Work to do:
Copy out each line that includes the word "Anglo".
--- Provided records ---
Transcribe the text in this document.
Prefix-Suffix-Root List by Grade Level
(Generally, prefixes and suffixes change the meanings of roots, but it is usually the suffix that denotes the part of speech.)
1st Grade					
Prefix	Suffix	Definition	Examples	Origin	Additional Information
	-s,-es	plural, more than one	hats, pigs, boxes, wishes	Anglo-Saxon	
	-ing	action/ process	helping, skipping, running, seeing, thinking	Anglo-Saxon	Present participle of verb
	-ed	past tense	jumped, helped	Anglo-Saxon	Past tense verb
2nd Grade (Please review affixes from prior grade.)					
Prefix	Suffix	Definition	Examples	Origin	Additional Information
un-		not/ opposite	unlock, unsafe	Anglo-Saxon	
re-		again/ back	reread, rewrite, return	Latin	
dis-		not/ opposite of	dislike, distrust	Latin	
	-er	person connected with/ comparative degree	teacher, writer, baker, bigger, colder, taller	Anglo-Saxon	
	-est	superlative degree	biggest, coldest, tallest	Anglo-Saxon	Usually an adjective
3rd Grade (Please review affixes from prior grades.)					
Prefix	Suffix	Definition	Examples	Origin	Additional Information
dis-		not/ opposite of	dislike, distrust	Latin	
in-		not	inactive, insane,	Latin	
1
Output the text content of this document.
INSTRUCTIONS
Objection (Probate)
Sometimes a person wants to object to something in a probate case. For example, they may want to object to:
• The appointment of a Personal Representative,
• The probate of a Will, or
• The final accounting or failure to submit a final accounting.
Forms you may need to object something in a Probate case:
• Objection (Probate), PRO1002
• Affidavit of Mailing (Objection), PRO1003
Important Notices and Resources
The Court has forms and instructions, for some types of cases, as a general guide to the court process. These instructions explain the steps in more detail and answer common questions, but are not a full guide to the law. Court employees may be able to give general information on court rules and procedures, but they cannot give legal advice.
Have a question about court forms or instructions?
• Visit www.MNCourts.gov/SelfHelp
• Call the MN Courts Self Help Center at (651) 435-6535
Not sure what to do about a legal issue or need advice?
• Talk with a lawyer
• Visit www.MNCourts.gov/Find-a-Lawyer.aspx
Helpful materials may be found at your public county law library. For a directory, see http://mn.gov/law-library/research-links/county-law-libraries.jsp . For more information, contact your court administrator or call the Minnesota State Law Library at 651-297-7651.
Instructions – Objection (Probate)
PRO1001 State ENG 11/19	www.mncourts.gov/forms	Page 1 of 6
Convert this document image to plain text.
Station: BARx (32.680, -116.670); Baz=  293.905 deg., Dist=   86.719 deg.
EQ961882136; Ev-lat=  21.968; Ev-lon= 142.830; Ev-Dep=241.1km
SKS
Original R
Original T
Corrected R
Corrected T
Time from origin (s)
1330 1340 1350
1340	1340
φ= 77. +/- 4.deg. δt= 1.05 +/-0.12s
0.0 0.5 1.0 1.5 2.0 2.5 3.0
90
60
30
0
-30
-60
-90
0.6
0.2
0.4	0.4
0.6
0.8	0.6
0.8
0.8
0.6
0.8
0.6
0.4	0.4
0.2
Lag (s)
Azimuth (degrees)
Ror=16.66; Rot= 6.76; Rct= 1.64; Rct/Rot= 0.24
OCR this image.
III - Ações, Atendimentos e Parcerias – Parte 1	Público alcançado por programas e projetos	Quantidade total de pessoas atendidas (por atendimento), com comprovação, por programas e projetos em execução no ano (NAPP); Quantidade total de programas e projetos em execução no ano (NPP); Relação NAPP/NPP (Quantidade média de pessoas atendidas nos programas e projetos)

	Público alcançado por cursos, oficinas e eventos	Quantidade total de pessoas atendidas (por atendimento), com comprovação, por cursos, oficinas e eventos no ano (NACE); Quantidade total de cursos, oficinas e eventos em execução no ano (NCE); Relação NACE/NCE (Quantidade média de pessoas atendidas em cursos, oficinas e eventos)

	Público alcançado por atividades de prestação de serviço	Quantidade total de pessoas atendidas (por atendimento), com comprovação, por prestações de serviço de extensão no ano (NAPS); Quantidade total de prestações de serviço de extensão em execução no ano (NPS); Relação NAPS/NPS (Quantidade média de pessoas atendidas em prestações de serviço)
---
Expected output:
	-s,-es	plural, more than one	hats, pigs, boxes, wishes	Anglo-Saxon	
	-ing	action/ process	helping, skipping, running, seeing, thinking	Anglo-Saxon	Present participle of verb
	-ed	past tense	jumped, helped	Anglo-Saxon	Past tense verb
un-		not/ opposite	unlock, unsafe	Anglo-Saxon	
	-er	person connected with/ comparative degree	teacher, writer, baker, bigger, colder, taller	Anglo-Saxon	
	-est	superlative degree	biggest, coldest, tallest	Anglo-Saxon	Usually an adjective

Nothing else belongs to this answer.